Below are some entries. Output each one exactly as it appears.

Saved entries:
++++++++++
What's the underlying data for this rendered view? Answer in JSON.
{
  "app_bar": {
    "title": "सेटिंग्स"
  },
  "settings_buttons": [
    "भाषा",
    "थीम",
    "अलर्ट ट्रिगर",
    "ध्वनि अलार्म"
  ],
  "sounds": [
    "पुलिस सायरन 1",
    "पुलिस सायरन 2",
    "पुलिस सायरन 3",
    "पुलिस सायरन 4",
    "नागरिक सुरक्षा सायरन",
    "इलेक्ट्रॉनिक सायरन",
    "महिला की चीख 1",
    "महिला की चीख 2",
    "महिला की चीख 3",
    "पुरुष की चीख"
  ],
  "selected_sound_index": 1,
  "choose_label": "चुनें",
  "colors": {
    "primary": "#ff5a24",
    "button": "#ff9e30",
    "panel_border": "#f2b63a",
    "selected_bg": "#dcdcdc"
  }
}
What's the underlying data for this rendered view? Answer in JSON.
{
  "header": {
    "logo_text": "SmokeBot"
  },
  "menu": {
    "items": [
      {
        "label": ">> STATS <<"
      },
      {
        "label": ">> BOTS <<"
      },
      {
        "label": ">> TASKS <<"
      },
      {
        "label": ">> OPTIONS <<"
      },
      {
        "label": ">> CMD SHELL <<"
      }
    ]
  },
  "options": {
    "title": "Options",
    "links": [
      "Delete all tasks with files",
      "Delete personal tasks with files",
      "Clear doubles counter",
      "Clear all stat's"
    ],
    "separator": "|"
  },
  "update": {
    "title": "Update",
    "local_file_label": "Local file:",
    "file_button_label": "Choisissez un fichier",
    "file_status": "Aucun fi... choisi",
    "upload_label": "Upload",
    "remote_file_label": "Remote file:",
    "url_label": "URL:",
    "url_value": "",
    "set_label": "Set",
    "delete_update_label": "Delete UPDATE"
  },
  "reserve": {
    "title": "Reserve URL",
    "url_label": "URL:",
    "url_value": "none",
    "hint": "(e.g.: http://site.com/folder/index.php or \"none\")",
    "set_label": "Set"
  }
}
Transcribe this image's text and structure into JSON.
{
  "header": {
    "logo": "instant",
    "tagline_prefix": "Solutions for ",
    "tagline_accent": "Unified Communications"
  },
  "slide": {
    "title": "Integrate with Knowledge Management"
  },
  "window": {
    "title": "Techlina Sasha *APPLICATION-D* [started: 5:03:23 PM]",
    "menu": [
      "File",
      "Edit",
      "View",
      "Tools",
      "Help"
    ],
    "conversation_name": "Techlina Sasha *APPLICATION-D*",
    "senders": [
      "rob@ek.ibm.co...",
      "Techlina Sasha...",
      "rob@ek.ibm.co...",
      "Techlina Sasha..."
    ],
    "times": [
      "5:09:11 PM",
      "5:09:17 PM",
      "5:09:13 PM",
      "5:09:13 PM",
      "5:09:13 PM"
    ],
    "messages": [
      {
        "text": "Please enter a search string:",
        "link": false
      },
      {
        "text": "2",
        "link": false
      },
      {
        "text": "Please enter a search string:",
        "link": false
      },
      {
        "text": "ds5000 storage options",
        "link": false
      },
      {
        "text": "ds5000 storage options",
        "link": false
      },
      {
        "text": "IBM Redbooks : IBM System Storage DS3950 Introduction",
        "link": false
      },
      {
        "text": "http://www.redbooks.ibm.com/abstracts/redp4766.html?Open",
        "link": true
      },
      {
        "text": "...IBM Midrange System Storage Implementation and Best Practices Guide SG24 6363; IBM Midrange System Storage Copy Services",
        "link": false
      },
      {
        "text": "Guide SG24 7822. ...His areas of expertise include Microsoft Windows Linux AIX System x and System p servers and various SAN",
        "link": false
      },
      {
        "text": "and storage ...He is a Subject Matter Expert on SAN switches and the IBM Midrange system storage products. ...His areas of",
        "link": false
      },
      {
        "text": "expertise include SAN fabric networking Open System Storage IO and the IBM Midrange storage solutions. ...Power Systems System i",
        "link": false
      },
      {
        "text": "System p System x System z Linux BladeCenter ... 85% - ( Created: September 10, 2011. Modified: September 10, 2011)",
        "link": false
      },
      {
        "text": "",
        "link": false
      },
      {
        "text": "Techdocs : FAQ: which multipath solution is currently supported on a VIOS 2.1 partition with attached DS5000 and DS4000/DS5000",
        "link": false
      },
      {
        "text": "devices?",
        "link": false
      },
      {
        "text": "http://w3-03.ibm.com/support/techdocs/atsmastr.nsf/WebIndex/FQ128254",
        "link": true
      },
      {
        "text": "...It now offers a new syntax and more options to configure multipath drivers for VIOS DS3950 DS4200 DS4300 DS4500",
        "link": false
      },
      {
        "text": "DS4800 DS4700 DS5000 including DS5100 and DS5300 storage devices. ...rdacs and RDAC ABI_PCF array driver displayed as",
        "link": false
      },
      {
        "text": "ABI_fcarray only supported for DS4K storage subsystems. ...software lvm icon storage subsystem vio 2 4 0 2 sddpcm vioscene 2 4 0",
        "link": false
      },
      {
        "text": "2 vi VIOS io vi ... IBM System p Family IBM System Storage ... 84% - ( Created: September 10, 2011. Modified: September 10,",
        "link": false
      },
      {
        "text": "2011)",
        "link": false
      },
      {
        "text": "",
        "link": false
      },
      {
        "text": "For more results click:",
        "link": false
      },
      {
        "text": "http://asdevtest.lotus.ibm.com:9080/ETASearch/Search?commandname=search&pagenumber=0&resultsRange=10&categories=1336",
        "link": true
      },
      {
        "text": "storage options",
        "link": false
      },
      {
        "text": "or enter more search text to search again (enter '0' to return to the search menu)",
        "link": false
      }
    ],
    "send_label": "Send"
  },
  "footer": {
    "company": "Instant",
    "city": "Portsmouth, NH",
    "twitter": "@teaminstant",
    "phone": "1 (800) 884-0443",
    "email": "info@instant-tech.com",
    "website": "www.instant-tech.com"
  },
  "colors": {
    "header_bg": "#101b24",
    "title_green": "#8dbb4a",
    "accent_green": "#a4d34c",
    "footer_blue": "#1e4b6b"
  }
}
++++++++++
**Solution:**
What's the underlying data for this rendered view? Answer in JSON.
{
  "app_bar": {
    "title": "सेटिंग्स"
  },
  "settings_buttons": [
    "भाषा",
    "थीम",
    "अलर्ट ट्रिगर",
    "ध्वनि अलार्म"
  ],
  "sounds": [
    "पुलिस सायरन 1",
    "पुलिस सायरन 2",
    "पुलिस सायरन 3",
    "पुलिस सायरन 4",
    "नागरिक सुरक्षा सायरन",
    "इलेक्ट्रॉनिक सायरन",
    "महिला की चीख 1",
    "महिला की चीख 2",
    "महिला की चीख 3",
    "पुरुष की चीख"
  ],
  "selected_sound_index": 1,
  "choose_label": "चुनें",
  "colors": {
    "primary": "#ff5a24",
    "button": "#ff9e30",
    "panel_border": "#f2b63a",
    "selected_bg": "#dcdcdc"
  }
}
What's the underlying data for this rendered view? Answer in JSON.
{
  "header": {
    "logo_text": "SmokeBot"
  },
  "menu": {
    "items": [
      {
        "label": ">> STATS <<"
      },
      {
        "label": ">> BOTS <<"
      },
      {
        "label": ">> TASKS <<"
      },
      {
        "label": ">> OPTIONS <<"
      },
      {
        "label": ">> CMD SHELL <<"
      }
    ]
  },
  "options": {
    "title": "Options",
    "links": [
      "Delete all tasks with files",
      "Delete personal tasks with files",
      "Clear doubles counter",
      "Clear all stat's"
    ],
    "separator": "|"
  },
  "update": {
    "title": "Update",
    "local_file_label": "Local file:",
    "file_button_label": "Choisissez un fichier",
    "file_status": "Aucun fi... choisi",
    "upload_label": "Upload",
    "remote_file_label": "Remote file:",
    "url_label": "URL:",
    "url_value": "",
    "set_label": "Set",
    "delete_update_label": "Delete UPDATE"
  },
  "reserve": {
    "title": "Reserve URL",
    "url_label": "URL:",
    "url_value": "none",
    "hint": "(e.g.: http://site.com/folder/index.php or \"none\")",
    "set_label": "Set"
  }
}
Transcribe this image's text and structure into JSON.
{
  "header": {
    "logo": "instant",
    "tagline_prefix": "Solutions for ",
    "tagline_accent": "Unified Communications"
  },
  "slide": {
    "title": "Integrate with Knowledge Management"
  },
  "window": {
    "title": "Techlina Sasha *APPLICATION-D* [started: 5:03:23 PM]",
    "menu": [
      "File",
      "Edit",
      "View",
      "Tools",
      "Help"
    ],
    "conversation_name": "Techlina Sasha *APPLICATION-D*",
    "senders": [
      "rob@ek.ibm.co...",
      "Techlina Sasha...",
      "rob@ek.ibm.co...",
      "Techlina Sasha..."
    ],
    "times": [
      "5:09:11 PM",
      "5:09:17 PM",
      "5:09:13 PM",
      "5:09:13 PM",
      "5:09:13 PM"
    ],
    "messages": [
      {
        "text": "Please enter a search string:",
        "link": false
      },
      {
        "text": "2",
        "link": false
      },
      {
        "text": "Please enter a search string:",
        "link": false
      },
      {
        "text": "ds5000 storage options",
        "link": false
      },
      {
        "text": "ds5000 storage options",
        "link": false
      },
      {
        "text": "IBM Redbooks : IBM System Storage DS3950 Introduction",
        "link": false
      },
      {
        "text": "http://www.redbooks.ibm.com/abstracts/redp4766.html?Open",
        "link": true
      },
      {
        "text": "...IBM Midrange System Storage Implementation and Best Practices Guide SG24 6363; IBM Midrange System Storage Copy Services",
        "link": false
      },
      {
        "text": "Guide SG24 7822. ...His areas of expertise include Microsoft Windows Linux AIX System x and System p servers and various SAN",
        "link": false
      },
      {
        "text": "and storage ...He is a Subject Matter Expert on SAN switches and the IBM Midrange system storage products. ...His areas of",
        "link": false
      },
      {
        "text": "expertise include SAN fabric networking Open System Storage IO and the IBM Midrange storage solutions. ...Power Systems System i",
        "link": false
      },
      {
        "text": "System p System x System z Linux BladeCenter ... 85% - ( Created: September 10, 2011. Modified: September 10, 2011)",
        "link": false
      },
      {
        "text": "",
        "link": false
      },
      {
        "text": "Techdocs : FAQ: which multipath solution is currently supported on a VIOS 2.1 partition with attached DS5000 and DS4000/DS5000",
        "link": false
      },
      {
        "text": "devices?",
        "link": false
      },
      {
        "text": "http://w3-03.ibm.com/support/techdocs/atsmastr.nsf/WebIndex/FQ128254",
        "link": true
      },
      {
        "text": "...It now offers a new syntax and more options to configure multipath drivers for VIOS DS3950 DS4200 DS4300 DS4500",
        "link": false
      },
      {
        "text": "DS4800 DS4700 DS5000 including DS5100 and DS5300 storage devices. ...rdacs and RDAC ABI_PCF array driver displayed as",
        "link": false
      },
      {
        "text": "ABI_fcarray only supported for DS4K storage subsystems. ...software lvm icon storage subsystem vio 2 4 0 2 sddpcm vioscene 2 4 0",
        "link": false
      },
      {
        "text": "2 vi VIOS io vi ... IBM System p Family IBM System Storage ... 84% - ( Created: September 10, 2011. Modified: September 10,",
        "link": false
      },
      {
        "text": "2011)",
        "link": false
      },
      {
        "text": "",
        "link": false
      },
      {
        "text": "For more results click:",
        "link": false
      },
      {
        "text": "http://asdevtest.lotus.ibm.com:9080/ETASearch/Search?commandname=search&pagenumber=0&resultsRange=10&categories=1336",
        "link": true
      },
      {
        "text": "storage options",
        "link": false
      },
      {
        "text": "or enter more search text to search again (enter '0' to return to the search menu)",
        "link": false
      }
    ],
    "send_label": "Send"
  },
  "footer": {
    "company": "Instant",
    "city": "Portsmouth, NH",
    "twitter": "@teaminstant",
    "phone": "1 (800) 884-0443",
    "email": "info@instant-tech.com",
    "website": "www.instant-tech.com"
  },
  "colors": {
    "header_bg": "#101b24",
    "title_green": "#8dbb4a",
    "accent_green": "#a4d34c",
    "footer_blue": "#1e4b6b"
  }
}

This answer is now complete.